(Collected data)
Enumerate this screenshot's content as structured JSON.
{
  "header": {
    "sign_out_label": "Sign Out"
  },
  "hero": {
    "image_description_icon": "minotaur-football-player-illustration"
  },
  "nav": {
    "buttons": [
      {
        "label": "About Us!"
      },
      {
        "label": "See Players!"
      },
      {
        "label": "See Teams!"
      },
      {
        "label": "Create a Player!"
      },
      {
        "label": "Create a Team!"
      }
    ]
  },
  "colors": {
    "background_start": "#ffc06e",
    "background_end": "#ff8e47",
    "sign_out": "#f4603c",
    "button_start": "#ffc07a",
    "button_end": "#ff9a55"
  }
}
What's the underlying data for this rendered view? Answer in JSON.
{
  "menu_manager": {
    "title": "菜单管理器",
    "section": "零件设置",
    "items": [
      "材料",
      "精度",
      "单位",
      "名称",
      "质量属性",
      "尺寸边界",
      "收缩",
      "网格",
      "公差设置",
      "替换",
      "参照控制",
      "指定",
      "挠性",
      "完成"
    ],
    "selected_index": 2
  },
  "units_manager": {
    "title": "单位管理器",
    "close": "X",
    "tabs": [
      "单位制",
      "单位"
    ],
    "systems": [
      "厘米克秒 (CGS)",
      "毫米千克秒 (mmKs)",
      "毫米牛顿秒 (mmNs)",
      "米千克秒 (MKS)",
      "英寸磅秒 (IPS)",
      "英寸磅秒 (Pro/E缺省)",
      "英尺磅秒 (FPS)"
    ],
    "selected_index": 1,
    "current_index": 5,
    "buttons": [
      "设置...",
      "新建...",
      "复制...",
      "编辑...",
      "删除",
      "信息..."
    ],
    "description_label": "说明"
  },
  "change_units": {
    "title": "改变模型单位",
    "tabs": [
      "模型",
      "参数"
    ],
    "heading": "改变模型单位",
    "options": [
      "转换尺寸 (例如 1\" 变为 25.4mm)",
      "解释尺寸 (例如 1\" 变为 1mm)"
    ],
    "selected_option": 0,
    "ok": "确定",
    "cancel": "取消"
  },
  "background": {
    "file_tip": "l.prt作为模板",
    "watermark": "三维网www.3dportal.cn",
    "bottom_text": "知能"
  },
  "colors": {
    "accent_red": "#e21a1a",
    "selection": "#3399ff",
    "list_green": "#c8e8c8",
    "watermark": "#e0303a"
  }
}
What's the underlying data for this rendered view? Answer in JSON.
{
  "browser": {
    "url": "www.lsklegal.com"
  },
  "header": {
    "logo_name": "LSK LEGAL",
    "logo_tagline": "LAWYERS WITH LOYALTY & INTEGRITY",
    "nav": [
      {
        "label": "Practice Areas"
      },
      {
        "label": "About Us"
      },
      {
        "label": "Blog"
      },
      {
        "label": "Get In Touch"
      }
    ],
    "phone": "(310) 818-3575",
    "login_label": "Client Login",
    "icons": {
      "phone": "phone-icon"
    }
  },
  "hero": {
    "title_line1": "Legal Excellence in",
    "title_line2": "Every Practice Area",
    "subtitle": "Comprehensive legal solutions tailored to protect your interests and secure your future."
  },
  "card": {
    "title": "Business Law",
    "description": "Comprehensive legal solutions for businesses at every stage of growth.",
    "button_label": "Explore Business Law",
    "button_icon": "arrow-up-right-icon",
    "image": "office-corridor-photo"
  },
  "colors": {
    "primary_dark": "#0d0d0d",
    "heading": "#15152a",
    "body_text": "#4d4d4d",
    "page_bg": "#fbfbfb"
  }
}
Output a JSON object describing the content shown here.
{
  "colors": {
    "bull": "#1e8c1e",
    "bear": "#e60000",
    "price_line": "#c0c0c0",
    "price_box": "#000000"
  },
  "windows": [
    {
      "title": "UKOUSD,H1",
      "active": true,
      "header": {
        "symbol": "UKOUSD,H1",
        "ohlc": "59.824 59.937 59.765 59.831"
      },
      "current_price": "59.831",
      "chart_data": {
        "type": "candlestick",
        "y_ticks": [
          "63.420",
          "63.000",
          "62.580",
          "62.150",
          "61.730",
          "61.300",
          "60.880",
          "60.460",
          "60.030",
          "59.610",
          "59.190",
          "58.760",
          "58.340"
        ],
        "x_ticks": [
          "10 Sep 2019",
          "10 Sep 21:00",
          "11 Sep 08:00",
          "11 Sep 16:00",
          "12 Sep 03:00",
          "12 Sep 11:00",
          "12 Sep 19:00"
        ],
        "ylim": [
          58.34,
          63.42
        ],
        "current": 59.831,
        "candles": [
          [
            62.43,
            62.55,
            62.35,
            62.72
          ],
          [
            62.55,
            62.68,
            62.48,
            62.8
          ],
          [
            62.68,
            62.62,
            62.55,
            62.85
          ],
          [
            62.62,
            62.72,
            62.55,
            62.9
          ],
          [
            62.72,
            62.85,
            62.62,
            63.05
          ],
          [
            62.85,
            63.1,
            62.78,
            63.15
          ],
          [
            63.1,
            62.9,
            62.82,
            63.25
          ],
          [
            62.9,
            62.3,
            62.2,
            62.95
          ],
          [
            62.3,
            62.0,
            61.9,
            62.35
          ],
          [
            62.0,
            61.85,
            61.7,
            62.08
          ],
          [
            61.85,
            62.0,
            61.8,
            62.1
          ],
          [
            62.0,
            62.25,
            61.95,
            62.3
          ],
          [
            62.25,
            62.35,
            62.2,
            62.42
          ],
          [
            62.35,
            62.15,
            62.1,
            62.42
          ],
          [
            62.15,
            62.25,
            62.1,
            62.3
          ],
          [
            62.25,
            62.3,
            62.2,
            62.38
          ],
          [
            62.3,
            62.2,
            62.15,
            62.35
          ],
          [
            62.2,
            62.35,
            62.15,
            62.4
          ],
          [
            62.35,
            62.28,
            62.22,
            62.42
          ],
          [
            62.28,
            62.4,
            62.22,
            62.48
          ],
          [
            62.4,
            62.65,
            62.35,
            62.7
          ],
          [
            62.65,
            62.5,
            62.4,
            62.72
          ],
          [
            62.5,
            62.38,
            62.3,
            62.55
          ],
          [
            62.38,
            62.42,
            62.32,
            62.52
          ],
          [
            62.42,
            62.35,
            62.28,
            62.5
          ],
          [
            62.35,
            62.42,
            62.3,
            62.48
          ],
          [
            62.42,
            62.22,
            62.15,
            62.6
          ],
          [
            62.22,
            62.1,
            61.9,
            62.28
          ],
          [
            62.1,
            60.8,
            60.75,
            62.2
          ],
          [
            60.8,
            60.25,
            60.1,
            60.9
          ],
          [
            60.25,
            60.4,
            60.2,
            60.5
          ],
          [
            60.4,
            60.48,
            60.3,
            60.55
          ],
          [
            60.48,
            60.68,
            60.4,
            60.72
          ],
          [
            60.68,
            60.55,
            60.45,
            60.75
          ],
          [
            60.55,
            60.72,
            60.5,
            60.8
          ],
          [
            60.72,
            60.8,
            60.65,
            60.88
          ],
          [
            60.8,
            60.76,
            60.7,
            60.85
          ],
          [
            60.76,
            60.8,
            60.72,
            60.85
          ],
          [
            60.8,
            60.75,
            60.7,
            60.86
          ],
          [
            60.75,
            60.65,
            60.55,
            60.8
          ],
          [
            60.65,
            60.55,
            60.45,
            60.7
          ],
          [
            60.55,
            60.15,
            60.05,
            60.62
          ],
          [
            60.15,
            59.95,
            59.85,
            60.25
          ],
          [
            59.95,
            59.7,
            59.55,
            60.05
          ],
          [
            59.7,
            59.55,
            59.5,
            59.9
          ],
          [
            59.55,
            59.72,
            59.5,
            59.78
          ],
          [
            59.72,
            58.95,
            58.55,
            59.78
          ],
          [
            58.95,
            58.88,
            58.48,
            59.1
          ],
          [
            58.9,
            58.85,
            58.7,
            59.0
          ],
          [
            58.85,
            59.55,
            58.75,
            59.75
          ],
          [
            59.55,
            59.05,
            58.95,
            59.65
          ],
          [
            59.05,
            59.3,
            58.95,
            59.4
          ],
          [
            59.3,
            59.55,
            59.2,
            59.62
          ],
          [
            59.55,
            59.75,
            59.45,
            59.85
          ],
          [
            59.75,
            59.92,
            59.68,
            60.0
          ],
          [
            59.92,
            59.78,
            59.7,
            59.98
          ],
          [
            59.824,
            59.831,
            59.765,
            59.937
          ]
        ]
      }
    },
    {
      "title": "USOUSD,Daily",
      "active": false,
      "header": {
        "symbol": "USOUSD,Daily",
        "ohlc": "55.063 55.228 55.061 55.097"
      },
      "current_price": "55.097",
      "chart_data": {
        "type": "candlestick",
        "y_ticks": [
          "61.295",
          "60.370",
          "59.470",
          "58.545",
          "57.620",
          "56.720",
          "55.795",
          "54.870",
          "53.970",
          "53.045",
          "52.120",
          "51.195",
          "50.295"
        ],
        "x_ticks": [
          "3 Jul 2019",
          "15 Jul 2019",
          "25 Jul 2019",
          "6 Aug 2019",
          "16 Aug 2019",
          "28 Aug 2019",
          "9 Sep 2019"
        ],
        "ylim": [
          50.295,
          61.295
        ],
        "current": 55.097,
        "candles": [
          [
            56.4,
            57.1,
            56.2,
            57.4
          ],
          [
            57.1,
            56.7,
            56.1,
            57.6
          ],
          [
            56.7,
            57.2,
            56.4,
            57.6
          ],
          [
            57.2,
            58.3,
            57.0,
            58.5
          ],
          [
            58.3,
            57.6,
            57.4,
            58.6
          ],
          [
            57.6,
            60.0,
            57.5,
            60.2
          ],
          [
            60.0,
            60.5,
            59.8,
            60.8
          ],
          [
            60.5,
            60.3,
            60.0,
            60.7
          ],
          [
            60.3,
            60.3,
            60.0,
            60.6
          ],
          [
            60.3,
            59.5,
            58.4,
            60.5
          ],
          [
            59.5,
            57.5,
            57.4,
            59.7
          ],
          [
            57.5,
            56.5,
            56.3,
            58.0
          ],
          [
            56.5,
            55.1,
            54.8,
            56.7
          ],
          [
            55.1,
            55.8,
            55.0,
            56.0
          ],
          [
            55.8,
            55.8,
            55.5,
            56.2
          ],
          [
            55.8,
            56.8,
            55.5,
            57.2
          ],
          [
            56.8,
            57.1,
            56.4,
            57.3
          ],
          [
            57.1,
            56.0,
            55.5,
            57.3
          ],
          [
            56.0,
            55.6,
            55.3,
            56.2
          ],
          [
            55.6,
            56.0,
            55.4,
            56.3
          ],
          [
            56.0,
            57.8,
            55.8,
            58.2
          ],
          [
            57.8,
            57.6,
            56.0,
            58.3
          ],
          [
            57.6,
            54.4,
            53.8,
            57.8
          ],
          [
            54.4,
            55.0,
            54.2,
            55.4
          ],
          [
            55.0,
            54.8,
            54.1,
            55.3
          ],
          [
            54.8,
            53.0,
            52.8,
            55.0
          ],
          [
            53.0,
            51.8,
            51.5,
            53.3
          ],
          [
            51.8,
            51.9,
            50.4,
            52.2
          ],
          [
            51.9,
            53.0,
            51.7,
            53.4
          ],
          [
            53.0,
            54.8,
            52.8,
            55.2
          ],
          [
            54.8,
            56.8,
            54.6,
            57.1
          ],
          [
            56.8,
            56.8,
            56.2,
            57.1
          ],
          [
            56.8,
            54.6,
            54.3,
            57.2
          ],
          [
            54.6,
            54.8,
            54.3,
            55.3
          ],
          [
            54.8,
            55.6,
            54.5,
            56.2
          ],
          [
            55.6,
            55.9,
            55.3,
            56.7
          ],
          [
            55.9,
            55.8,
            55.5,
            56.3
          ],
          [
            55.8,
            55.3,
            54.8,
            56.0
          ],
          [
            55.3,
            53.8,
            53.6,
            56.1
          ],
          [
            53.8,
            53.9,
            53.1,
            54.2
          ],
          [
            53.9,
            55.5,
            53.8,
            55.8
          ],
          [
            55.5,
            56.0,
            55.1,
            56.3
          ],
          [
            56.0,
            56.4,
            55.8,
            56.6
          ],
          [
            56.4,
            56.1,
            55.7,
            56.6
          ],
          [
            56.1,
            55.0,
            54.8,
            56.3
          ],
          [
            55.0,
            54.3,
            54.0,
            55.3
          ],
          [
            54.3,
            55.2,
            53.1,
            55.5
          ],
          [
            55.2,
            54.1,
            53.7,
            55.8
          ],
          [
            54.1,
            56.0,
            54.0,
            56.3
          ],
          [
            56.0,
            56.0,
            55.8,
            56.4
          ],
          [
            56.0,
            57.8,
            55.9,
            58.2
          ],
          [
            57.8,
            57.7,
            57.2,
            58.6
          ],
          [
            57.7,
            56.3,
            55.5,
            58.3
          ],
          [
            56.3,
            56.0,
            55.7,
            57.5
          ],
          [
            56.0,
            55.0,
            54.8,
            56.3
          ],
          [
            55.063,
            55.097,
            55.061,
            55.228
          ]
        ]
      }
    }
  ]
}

■ WHAT TO WORK ON:
Show the lines from the data above that contain the string "content".

■ COMPLETED TASK:
Enumerate this screenshot's content as structured JSON.
Output a JSON object describing the content shown here.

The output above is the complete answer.